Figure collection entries
━━━━━━━━━━━━━━━━━━━━
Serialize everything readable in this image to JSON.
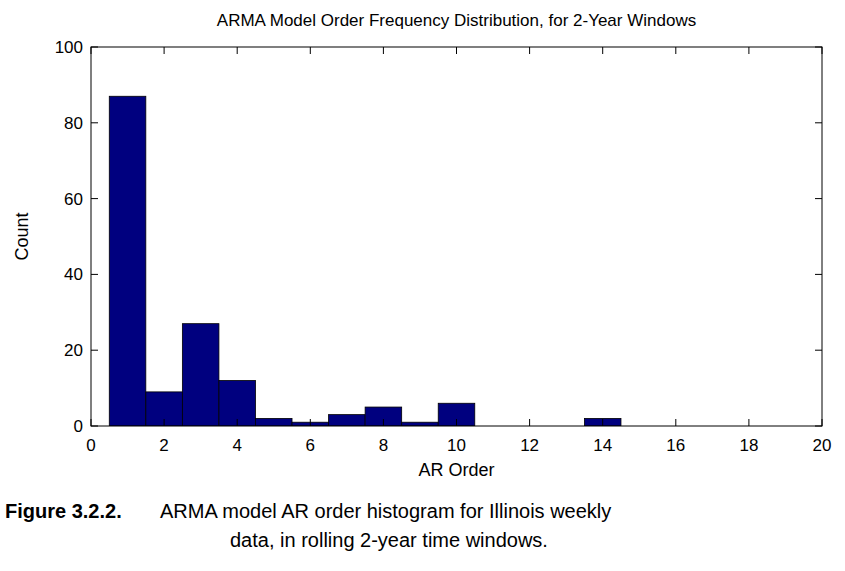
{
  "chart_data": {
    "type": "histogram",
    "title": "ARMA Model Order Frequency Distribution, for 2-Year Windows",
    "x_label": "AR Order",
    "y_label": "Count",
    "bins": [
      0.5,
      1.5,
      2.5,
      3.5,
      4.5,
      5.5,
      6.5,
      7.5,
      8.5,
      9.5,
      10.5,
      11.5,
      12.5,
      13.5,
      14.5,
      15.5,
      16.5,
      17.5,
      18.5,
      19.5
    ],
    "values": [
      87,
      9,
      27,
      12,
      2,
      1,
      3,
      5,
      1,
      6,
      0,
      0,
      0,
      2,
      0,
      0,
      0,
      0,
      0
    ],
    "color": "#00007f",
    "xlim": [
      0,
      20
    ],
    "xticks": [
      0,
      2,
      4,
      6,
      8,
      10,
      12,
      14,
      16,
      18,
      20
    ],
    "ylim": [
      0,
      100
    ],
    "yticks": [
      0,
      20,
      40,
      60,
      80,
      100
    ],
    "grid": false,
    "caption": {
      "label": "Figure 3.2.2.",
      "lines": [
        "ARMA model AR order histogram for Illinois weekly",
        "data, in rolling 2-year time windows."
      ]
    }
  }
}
━━━━━━━━━━━━━━━━━━━━
*SHORT TASK:*
Leave out the pictures and output every record above precisely as given.

*TASK RESPONSE:*
Serialize everything readable in this image to JSON.
{
  "chart_data": {
    "type": "histogram",
    "title": "ARMA Model Order Frequency Distribution, for 2-Year Windows",
    "x_label": "AR Order",
    "y_label": "Count",
    "bins": [
      0.5,
      1.5,
      2.5,
      3.5,
      4.5,
      5.5,
      6.5,
      7.5,
      8.5,
      9.5,
      10.5,
      11.5,
      12.5,
      13.5,
      14.5,
      15.5,
      16.5,
      17.5,
      18.5,
      19.5
    ],
    "values": [
      87,
      9,
      27,
      12,
      2,
      1,
      3,
      5,
      1,
      6,
      0,
      0,
      0,
      2,
      0,
      0,
      0,
      0,
      0
    ],
    "color": "#00007f",
    "xlim": [
      0,
      20
    ],
    "xticks": [
      0,
      2,
      4,
      6,
      8,
      10,
      12,
      14,
      16,
      18,
      20
    ],
    "ylim": [
      0,
      100
    ],
    "yticks": [
      0,
      20,
      40,
      60,
      80,
      100
    ],
    "grid": false,
    "caption": {
      "label": "Figure 3.2.2.",
      "lines": [
        "ARMA model AR order histogram for Illinois weekly",
        "data, in rolling 2-year time windows."
      ]
    }
  }
}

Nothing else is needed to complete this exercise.